» **JOB**
Wherever a line in the data below holds "multiplier", copy that line.

» **EXTRACTED RECORDS**

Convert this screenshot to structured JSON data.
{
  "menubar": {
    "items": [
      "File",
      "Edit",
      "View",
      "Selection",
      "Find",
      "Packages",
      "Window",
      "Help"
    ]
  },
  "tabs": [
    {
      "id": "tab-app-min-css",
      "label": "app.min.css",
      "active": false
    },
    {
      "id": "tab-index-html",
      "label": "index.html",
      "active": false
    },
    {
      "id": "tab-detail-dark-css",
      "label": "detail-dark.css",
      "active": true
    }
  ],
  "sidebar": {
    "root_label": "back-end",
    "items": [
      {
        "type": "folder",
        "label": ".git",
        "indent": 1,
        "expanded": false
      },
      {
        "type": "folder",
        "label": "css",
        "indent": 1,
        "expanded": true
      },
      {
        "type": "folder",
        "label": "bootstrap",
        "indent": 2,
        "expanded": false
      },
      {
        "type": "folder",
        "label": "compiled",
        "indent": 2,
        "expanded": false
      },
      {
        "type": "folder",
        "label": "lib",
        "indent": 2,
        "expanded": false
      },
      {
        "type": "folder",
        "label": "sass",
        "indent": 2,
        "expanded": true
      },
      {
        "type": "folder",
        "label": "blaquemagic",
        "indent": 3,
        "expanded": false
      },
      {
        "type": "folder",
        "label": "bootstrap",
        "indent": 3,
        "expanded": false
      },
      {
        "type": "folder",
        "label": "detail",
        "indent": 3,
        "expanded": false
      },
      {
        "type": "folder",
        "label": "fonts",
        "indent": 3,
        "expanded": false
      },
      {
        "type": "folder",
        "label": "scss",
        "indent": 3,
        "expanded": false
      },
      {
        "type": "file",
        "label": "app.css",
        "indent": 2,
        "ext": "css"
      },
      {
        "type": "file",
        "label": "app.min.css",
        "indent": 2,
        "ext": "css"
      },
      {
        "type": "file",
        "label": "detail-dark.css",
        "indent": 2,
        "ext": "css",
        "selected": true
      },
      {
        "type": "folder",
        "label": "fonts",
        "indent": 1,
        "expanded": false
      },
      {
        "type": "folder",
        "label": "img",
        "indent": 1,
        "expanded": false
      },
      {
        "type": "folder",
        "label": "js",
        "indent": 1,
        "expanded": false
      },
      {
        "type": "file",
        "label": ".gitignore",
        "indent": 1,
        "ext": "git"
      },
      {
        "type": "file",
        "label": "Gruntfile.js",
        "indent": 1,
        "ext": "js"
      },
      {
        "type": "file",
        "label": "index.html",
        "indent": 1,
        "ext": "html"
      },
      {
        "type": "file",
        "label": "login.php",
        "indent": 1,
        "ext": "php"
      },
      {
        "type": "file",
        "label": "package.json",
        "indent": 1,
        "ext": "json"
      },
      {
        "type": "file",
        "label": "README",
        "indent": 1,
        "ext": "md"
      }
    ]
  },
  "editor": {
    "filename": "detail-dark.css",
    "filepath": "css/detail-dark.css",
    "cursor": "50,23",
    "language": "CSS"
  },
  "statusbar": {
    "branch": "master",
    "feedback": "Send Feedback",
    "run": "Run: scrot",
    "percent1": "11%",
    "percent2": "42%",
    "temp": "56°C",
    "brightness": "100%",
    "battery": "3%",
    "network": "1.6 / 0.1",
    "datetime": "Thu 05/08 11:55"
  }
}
...
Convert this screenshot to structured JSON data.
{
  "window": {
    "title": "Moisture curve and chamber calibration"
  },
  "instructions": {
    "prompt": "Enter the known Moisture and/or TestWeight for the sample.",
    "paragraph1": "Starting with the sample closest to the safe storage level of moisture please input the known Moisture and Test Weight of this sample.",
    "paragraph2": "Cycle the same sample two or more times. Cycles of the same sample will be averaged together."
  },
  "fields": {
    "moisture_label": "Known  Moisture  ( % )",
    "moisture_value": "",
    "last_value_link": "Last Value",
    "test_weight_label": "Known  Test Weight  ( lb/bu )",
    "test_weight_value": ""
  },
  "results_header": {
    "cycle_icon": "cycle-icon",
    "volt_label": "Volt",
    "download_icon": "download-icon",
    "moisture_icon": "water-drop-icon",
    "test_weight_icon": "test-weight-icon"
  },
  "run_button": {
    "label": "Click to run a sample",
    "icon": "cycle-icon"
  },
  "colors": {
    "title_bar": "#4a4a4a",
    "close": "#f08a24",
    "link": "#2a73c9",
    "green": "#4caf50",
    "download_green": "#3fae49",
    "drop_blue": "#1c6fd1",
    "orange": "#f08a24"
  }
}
--
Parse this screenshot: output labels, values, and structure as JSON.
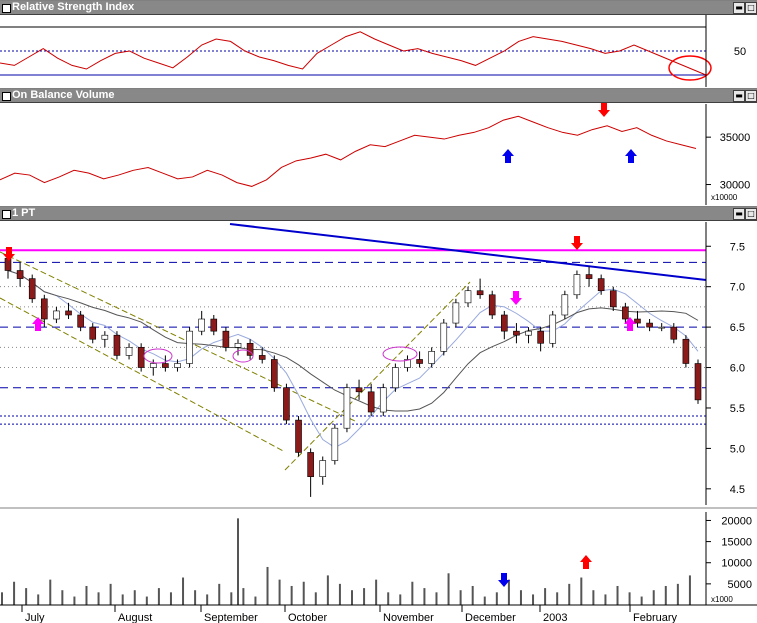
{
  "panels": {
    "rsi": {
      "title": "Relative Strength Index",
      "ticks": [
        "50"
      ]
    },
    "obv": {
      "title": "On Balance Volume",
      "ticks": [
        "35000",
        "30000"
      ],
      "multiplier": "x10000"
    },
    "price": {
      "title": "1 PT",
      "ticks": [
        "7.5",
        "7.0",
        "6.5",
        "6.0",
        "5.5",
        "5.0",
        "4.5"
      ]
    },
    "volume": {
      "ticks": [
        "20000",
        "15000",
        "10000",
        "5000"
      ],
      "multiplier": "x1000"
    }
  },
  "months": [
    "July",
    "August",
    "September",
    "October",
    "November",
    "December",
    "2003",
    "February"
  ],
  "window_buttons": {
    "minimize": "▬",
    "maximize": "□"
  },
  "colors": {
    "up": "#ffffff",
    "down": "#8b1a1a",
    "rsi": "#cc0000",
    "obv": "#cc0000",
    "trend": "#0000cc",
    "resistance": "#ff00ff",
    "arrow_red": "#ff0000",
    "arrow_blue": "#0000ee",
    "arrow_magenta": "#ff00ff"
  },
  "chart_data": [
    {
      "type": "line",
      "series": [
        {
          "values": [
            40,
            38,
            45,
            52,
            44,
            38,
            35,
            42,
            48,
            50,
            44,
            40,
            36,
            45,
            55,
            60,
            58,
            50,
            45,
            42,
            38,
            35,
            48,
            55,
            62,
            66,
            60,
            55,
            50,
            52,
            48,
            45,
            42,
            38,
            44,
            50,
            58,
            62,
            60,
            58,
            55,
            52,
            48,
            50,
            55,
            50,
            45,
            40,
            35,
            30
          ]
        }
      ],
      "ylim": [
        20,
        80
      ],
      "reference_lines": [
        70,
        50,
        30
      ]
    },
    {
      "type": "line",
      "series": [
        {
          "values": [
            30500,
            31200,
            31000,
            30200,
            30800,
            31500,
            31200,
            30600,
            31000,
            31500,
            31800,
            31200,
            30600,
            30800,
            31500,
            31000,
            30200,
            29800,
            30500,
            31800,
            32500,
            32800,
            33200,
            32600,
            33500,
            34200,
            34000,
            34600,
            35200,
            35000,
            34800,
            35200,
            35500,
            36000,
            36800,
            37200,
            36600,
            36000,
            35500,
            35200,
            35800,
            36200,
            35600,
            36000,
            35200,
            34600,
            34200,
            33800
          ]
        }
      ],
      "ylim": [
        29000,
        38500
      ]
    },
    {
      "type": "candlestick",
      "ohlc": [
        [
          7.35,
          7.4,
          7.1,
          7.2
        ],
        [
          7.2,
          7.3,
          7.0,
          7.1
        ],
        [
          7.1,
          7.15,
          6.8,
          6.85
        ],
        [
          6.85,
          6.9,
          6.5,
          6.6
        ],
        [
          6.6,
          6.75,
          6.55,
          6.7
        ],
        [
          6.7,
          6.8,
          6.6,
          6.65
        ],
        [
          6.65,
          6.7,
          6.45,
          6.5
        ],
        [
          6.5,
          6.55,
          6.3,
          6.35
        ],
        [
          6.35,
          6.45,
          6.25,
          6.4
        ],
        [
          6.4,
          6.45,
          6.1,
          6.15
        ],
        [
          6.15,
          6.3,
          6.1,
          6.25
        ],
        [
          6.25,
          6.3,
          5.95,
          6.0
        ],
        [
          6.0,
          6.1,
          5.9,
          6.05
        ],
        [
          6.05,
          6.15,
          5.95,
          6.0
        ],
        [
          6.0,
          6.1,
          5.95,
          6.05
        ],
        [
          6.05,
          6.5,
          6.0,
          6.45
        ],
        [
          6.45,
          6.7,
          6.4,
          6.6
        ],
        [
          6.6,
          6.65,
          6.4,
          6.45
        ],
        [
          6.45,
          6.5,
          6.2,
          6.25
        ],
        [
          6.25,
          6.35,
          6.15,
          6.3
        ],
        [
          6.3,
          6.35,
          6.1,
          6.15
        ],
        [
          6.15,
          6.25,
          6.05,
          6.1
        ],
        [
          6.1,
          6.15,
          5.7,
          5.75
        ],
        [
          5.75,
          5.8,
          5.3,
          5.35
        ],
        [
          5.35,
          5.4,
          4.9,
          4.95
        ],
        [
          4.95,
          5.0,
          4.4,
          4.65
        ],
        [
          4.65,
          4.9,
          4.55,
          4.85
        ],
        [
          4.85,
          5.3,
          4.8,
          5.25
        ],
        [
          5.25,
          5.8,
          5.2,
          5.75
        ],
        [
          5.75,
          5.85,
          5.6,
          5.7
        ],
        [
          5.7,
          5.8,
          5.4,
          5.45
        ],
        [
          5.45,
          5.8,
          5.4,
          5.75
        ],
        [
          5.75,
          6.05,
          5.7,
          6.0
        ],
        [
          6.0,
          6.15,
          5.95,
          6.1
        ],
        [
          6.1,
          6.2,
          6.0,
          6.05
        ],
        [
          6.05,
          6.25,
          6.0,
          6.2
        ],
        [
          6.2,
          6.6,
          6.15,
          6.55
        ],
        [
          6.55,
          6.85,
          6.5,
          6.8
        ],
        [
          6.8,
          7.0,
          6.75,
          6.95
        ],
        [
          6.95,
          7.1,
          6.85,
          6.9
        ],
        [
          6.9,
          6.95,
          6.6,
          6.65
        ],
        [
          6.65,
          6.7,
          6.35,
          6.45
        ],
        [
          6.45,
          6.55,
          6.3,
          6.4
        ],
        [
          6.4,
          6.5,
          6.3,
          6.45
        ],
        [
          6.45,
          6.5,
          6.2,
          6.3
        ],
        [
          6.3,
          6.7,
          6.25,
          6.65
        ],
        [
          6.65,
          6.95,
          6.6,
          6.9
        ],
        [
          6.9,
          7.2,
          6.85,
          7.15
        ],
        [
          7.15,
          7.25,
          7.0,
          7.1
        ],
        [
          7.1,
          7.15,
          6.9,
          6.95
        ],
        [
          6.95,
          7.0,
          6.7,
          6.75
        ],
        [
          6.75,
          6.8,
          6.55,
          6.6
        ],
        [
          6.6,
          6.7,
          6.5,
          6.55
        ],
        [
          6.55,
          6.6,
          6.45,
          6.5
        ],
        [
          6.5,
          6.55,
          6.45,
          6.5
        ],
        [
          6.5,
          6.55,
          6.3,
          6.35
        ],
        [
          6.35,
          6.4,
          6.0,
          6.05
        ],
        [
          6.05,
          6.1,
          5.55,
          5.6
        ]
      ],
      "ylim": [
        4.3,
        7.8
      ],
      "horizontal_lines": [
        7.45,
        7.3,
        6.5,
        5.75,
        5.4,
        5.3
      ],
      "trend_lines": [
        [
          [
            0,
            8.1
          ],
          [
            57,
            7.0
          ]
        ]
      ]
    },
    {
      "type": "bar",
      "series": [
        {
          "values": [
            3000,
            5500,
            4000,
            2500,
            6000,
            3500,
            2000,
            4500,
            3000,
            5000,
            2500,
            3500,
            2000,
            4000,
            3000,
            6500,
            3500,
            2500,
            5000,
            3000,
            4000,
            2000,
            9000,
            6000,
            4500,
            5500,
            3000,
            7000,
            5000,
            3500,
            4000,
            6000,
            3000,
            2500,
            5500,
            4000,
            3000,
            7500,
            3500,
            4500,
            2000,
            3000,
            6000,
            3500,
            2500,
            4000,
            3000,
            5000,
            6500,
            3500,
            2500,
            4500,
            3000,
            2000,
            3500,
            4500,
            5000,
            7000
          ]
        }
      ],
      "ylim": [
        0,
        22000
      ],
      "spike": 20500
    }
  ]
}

» **RESPONSE**
      "multiplier": "x10000"
      "multiplier": "x1000"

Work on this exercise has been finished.